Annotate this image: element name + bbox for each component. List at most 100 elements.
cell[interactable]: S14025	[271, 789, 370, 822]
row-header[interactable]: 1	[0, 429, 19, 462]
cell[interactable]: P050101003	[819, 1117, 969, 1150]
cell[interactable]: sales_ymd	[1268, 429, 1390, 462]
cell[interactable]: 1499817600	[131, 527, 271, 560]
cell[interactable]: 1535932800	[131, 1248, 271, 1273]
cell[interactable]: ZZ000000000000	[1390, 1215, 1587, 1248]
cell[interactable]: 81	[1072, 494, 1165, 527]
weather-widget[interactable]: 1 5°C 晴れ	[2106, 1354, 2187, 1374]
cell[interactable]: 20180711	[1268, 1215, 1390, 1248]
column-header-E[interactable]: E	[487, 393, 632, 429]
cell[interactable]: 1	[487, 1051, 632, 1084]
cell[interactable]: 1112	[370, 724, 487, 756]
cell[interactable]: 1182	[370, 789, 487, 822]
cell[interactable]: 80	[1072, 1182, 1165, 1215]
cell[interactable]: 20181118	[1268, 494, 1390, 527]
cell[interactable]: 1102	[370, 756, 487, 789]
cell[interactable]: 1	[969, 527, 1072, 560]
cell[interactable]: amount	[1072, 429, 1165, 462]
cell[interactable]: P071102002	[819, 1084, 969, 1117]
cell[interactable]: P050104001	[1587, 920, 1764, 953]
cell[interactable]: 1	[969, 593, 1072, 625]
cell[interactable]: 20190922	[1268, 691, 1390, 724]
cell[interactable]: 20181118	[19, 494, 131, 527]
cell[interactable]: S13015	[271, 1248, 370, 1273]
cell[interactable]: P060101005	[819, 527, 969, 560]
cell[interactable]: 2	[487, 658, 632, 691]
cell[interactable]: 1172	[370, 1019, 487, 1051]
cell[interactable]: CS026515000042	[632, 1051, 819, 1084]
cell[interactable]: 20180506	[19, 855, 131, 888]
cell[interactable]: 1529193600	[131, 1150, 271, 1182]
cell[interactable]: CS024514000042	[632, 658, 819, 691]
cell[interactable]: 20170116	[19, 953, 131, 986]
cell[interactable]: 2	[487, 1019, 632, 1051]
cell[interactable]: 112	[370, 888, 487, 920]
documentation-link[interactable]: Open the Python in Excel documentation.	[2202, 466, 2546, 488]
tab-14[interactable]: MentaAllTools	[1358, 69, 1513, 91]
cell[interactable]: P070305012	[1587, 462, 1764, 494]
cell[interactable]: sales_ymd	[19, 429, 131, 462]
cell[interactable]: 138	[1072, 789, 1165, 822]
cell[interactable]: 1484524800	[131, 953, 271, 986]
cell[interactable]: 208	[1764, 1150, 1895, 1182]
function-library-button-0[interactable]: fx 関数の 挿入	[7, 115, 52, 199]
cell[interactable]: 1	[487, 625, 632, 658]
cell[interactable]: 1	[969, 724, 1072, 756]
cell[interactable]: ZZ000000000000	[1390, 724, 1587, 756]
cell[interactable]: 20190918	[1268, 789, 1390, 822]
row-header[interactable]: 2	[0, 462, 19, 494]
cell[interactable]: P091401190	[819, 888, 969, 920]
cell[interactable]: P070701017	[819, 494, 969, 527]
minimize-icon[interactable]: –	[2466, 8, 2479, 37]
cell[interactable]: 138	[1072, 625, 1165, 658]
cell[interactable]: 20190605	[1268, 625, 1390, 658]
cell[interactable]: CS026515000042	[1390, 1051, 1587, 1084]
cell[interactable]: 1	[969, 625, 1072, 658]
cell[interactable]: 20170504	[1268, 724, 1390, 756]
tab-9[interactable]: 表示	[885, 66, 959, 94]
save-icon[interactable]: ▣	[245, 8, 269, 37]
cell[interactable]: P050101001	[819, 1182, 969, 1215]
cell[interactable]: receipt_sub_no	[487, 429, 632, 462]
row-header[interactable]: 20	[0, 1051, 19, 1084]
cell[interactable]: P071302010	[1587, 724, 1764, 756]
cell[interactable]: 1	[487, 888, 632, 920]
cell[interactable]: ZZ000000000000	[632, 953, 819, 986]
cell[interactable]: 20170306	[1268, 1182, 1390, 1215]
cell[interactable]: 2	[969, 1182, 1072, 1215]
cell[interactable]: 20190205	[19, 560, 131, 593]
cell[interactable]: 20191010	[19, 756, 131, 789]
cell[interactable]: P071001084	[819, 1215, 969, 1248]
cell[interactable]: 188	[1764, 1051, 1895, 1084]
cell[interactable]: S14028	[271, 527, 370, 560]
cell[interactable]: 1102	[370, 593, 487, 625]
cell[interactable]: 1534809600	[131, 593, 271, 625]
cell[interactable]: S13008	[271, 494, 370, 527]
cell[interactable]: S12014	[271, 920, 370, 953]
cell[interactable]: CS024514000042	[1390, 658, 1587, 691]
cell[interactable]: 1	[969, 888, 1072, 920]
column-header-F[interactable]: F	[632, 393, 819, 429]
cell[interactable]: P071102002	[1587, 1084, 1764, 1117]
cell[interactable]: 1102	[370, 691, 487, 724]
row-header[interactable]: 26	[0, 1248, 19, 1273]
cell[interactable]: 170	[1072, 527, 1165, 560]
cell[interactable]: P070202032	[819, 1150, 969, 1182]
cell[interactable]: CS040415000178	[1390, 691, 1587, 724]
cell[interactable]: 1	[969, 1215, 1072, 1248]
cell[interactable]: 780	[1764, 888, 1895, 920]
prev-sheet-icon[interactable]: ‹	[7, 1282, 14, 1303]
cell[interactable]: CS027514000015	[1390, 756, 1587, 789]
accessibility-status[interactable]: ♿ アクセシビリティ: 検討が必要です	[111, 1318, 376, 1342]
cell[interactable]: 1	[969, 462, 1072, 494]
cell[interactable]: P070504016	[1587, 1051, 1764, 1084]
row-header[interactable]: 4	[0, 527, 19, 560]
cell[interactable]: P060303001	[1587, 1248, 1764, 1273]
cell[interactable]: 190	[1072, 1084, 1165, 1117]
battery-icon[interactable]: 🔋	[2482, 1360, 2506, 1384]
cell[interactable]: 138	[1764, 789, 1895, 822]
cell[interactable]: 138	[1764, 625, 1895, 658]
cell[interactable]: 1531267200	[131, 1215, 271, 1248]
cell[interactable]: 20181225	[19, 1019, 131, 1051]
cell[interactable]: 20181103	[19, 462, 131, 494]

> [Short exercise] Find every line in the data above that contains the string "icon" and copy each one. Case matters.

> [Output for this task]
minimize-icon[interactable]: –	[2466, 8, 2479, 37]
save-icon[interactable]: ▣	[245, 8, 269, 37]
prev-sheet-icon[interactable]: ‹	[7, 1282, 14, 1303]
battery-icon[interactable]: 🔋	[2482, 1360, 2506, 1384]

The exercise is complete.